Stated problem:
Return all lines where the word "mither" can be found.

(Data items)
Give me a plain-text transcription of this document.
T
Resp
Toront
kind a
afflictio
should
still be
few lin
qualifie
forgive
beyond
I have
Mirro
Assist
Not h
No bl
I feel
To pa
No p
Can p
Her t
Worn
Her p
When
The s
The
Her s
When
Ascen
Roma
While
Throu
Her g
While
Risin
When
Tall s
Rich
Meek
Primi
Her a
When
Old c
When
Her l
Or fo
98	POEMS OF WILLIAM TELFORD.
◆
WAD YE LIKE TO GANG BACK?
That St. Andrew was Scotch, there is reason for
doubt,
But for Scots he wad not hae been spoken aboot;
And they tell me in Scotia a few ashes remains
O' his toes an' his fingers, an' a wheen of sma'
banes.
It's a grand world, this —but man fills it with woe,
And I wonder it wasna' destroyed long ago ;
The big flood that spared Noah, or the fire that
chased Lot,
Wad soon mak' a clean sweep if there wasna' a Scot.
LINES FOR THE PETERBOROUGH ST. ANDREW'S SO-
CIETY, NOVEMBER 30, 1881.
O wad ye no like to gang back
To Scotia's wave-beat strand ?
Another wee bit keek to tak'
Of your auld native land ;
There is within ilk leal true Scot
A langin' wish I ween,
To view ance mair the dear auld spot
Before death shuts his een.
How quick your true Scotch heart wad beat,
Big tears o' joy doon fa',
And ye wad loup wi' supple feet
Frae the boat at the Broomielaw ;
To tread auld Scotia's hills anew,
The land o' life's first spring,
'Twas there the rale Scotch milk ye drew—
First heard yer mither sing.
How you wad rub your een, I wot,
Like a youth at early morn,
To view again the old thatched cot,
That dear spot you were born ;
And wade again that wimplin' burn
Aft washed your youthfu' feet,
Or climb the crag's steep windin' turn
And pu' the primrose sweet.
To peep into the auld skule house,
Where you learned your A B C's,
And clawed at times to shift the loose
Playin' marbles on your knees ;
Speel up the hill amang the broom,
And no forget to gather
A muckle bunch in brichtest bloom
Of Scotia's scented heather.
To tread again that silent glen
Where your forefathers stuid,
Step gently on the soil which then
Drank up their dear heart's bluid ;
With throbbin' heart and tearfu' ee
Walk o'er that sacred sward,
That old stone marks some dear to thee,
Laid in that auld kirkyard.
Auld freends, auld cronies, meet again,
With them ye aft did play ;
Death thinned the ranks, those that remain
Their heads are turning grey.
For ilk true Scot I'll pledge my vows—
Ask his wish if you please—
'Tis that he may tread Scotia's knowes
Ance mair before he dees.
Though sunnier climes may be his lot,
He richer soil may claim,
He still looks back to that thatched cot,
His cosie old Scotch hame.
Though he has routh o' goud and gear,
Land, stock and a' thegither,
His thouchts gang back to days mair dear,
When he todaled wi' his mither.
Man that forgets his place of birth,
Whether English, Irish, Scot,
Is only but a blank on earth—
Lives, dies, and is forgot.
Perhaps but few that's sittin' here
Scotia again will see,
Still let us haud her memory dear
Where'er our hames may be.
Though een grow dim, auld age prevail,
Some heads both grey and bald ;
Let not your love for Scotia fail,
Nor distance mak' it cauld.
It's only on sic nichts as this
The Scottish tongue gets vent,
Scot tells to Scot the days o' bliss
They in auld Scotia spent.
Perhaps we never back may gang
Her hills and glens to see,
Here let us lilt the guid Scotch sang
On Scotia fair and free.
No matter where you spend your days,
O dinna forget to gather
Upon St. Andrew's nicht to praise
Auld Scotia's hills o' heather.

Solution below:
First heard yer mither sing.
When he todaled wi' his mither.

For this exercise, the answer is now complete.